> [Exercise brief]: Copy the records line for line, beginning with the line containing "Give me the" and continuing through the line containing "recording-indicator-button[interactable] [155, 13, 204, 62]", including both of those lines.

> [Given data]:
(begin)

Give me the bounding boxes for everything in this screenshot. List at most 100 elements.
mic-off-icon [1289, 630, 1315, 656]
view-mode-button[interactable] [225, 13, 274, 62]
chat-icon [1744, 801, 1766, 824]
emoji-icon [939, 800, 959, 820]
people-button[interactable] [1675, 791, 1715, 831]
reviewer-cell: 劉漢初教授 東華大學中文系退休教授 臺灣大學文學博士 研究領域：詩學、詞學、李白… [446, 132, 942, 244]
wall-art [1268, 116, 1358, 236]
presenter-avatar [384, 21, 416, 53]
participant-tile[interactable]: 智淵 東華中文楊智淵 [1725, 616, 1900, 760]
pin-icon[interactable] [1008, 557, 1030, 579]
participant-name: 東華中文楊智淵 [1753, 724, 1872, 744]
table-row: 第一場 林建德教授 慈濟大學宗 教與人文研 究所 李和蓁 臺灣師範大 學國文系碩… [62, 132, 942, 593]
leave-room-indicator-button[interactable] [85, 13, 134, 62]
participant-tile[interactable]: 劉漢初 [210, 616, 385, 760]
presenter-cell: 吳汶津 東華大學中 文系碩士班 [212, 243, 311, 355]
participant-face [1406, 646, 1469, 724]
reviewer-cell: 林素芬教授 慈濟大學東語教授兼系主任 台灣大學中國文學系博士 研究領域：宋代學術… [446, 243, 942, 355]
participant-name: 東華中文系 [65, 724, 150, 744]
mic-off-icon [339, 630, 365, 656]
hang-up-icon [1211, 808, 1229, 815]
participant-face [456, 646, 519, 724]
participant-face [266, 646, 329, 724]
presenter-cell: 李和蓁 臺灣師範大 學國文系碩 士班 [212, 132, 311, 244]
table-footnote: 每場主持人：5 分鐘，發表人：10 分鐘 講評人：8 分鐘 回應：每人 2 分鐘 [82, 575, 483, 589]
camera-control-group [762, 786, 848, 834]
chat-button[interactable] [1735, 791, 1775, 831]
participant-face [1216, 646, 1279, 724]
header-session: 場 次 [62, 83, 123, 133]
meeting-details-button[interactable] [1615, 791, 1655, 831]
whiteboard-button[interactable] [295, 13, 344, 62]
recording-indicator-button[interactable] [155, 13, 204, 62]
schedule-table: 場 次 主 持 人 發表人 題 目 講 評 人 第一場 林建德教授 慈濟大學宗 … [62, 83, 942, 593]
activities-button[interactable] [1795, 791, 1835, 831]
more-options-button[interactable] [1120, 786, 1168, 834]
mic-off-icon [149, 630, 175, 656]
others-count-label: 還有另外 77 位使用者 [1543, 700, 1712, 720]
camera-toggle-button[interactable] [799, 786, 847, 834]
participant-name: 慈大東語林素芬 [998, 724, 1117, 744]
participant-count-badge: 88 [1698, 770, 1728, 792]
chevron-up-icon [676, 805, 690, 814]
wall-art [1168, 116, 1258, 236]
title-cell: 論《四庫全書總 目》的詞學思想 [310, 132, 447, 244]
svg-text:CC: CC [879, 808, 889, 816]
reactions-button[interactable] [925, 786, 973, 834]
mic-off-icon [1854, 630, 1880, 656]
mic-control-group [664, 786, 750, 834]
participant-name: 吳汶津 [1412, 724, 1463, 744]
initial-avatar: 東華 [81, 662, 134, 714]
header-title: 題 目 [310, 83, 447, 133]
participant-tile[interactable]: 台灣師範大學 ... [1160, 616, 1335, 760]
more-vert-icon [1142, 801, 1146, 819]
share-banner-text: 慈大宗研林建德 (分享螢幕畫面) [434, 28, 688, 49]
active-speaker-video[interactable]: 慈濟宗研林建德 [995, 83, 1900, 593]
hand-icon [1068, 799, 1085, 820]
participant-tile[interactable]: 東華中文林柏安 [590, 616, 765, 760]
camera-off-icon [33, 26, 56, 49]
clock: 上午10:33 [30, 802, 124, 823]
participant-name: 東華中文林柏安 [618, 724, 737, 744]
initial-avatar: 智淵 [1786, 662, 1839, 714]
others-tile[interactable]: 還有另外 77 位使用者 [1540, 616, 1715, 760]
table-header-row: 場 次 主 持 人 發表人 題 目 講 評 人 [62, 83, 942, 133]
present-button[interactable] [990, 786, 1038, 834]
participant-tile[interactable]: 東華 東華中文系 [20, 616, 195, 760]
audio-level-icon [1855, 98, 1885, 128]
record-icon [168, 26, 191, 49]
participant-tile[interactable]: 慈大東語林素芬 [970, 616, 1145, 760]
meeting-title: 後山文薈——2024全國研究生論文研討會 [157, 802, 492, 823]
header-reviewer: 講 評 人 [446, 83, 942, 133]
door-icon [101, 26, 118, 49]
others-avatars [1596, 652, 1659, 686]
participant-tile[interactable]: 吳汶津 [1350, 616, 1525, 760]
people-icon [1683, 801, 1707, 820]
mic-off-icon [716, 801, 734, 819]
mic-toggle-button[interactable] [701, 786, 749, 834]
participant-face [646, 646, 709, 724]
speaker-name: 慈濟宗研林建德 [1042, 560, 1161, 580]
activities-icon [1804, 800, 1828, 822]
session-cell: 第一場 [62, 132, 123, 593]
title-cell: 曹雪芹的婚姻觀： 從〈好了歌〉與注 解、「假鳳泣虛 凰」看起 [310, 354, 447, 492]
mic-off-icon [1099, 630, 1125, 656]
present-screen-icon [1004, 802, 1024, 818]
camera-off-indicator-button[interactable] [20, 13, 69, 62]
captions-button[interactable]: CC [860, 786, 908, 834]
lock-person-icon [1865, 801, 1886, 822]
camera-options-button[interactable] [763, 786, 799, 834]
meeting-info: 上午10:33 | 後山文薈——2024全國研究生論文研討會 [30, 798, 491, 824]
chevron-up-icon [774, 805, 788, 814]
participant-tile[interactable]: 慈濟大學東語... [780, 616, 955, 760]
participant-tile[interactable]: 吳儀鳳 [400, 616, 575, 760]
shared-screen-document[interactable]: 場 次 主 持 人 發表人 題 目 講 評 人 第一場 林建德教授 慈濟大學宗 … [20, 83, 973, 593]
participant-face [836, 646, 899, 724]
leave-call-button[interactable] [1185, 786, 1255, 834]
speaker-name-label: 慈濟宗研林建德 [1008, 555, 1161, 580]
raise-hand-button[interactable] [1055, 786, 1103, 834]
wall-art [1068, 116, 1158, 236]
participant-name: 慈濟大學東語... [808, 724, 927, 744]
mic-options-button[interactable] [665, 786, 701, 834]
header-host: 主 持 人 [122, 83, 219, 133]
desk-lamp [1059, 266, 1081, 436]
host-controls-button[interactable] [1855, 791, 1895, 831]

(end)
(begin)

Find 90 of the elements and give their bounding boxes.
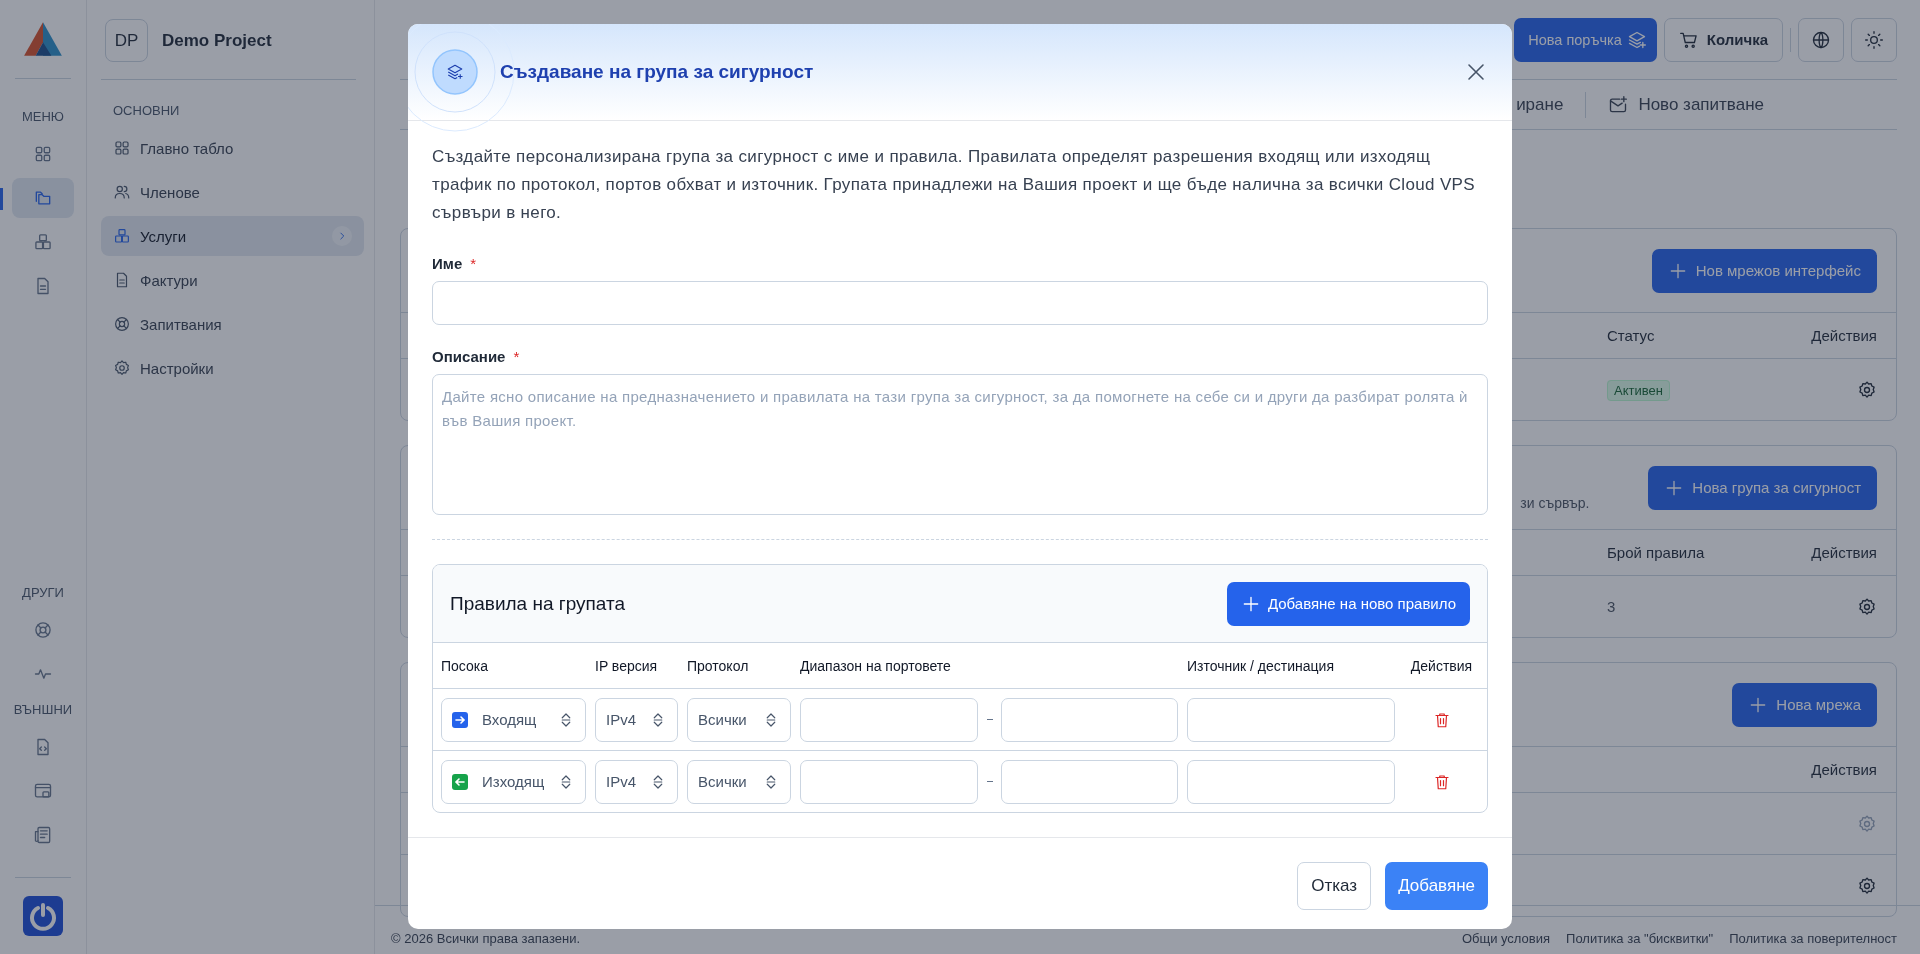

(end)
(begin)

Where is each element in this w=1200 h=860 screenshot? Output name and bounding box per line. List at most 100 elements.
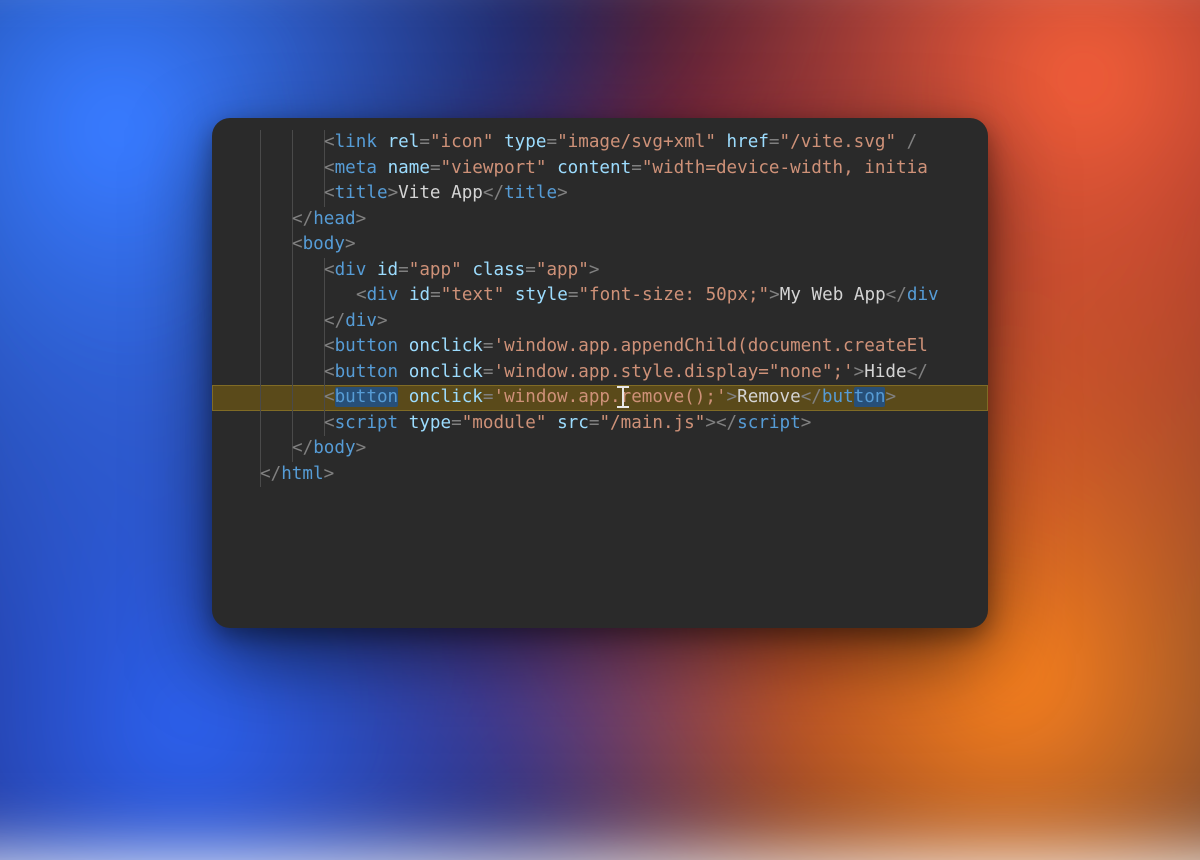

(end)

> [Answer to the problem]:
Give me the bounding boxes for everything in this screenshot. List at most 100 elements.
mic-off-icon [1289, 630, 1315, 656]
view-mode-button[interactable] [225, 13, 274, 62]
chat-icon [1744, 801, 1766, 824]
emoji-icon [939, 800, 959, 820]
people-button[interactable] [1675, 791, 1715, 831]
reviewer-cell: 劉漢初教授 東華大學中文系退休教授 臺灣大學文學博士 研究領域：詩學、詞學、李白… [446, 132, 942, 244]
wall-art [1268, 116, 1358, 236]
presenter-avatar [384, 21, 416, 53]
participant-tile[interactable]: 智淵 東華中文楊智淵 [1725, 616, 1900, 760]
pin-icon[interactable] [1008, 557, 1030, 579]
participant-name: 東華中文楊智淵 [1753, 724, 1872, 744]
table-row: 第一場 林建德教授 慈濟大學宗 教與人文研 究所 李和蓁 臺灣師範大 學國文系碩… [62, 132, 942, 593]
leave-room-indicator-button[interactable] [85, 13, 134, 62]
participant-tile[interactable]: 劉漢初 [210, 616, 385, 760]
presenter-cell: 吳汶津 東華大學中 文系碩士班 [212, 243, 311, 355]
participant-face [1406, 646, 1469, 724]
reviewer-cell: 林素芬教授 慈濟大學東語教授兼系主任 台灣大學中國文學系博士 研究領域：宋代學術… [446, 243, 942, 355]
participant-name: 東華中文系 [65, 724, 150, 744]
mic-off-icon [339, 630, 365, 656]
hang-up-icon [1211, 808, 1229, 815]
participant-face [456, 646, 519, 724]
participant-face [266, 646, 329, 724]
presenter-cell: 李和蓁 臺灣師範大 學國文系碩 士班 [212, 132, 311, 244]
table-footnote: 每場主持人：5 分鐘，發表人：10 分鐘 講評人：8 分鐘 回應：每人 2 分鐘 [82, 575, 483, 589]
camera-control-group [762, 786, 848, 834]
chat-button[interactable] [1735, 791, 1775, 831]
participant-face [1216, 646, 1279, 724]
header-session: 場 次 [62, 83, 123, 133]
meeting-details-button[interactable] [1615, 791, 1655, 831]
whiteboard-button[interactable] [295, 13, 344, 62]
recording-indicator-button[interactable] [155, 13, 204, 62]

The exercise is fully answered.